§ **Element region listings**
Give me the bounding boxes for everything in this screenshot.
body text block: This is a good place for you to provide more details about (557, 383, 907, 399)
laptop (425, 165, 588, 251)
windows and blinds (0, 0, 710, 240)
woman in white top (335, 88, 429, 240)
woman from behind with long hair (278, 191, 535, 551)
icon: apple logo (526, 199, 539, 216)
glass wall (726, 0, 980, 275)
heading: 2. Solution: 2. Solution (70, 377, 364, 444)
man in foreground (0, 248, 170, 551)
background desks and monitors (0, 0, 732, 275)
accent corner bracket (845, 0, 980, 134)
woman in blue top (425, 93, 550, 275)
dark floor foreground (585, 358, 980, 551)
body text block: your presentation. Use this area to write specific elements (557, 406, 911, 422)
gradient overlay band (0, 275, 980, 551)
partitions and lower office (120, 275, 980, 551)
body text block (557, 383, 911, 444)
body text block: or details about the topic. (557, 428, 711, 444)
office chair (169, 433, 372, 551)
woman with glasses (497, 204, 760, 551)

--

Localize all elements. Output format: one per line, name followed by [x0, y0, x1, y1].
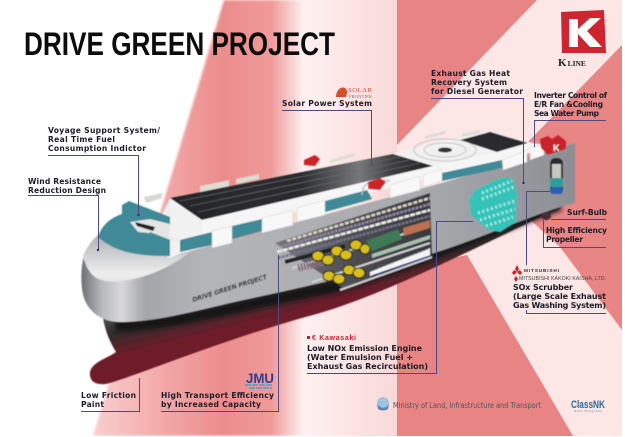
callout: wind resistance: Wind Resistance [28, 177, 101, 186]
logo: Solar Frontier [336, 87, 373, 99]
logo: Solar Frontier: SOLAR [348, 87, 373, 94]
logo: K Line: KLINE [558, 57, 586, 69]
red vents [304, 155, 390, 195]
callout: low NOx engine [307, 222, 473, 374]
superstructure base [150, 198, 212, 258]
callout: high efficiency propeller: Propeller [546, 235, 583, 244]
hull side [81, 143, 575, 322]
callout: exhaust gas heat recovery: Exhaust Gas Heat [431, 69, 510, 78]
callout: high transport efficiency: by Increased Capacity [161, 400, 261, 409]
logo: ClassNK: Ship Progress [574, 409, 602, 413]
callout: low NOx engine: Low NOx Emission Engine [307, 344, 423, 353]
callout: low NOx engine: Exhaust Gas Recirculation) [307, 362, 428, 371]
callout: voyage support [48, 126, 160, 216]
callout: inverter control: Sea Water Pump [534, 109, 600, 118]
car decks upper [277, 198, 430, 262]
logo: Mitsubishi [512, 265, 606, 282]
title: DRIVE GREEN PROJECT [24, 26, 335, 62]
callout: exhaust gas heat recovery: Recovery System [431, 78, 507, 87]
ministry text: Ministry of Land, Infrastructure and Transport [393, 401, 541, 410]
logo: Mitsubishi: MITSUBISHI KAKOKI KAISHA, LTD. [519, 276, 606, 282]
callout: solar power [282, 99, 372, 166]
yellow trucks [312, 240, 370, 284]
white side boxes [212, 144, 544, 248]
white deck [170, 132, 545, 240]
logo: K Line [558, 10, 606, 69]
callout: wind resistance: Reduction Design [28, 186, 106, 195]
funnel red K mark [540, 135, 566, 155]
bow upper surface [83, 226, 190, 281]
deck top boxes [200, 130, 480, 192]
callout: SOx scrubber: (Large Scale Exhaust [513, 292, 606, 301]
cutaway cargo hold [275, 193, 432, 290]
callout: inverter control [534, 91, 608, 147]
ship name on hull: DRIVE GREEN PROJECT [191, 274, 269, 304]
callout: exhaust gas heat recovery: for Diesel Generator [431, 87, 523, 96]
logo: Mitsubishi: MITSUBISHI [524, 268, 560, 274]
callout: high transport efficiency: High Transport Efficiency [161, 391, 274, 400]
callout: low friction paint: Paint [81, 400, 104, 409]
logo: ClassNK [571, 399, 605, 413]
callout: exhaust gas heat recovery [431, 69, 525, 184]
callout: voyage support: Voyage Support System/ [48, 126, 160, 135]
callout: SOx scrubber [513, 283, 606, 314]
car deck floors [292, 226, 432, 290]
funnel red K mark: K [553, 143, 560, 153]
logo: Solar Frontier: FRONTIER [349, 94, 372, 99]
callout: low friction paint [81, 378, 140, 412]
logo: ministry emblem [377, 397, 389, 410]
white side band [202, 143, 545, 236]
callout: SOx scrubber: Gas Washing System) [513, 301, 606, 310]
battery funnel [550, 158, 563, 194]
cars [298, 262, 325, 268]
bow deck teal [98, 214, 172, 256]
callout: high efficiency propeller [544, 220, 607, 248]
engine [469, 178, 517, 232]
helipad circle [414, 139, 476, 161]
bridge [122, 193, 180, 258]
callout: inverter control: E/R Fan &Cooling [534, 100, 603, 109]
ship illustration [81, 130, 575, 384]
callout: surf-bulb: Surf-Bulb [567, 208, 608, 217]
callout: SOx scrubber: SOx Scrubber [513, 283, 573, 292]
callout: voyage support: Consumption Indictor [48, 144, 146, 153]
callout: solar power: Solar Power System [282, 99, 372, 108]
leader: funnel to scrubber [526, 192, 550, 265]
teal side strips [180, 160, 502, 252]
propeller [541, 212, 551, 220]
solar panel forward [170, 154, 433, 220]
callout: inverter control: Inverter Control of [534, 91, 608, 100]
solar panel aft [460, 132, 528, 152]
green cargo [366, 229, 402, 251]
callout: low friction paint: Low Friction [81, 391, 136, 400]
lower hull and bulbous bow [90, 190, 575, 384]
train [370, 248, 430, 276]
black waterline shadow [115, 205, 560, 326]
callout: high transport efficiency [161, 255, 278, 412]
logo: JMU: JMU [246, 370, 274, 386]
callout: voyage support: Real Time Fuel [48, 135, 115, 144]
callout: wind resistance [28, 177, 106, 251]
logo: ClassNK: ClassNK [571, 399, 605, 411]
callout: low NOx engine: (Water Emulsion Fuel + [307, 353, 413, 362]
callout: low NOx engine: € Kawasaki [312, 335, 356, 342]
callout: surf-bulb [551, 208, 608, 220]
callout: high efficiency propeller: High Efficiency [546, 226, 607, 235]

§ **TASK**
Copy the stretch of rows from the line that contains "Give me the" through the line that contains "woman in white top (335, 88, 429, 240)", both included, word for word.

§ **THE RESPONSE**
Give me the bounding boxes for everything in this screenshot.
body text block: This is a good place for you to provide more details about (557, 383, 907, 399)
laptop (425, 165, 588, 251)
windows and blinds (0, 0, 710, 240)
woman in white top (335, 88, 429, 240)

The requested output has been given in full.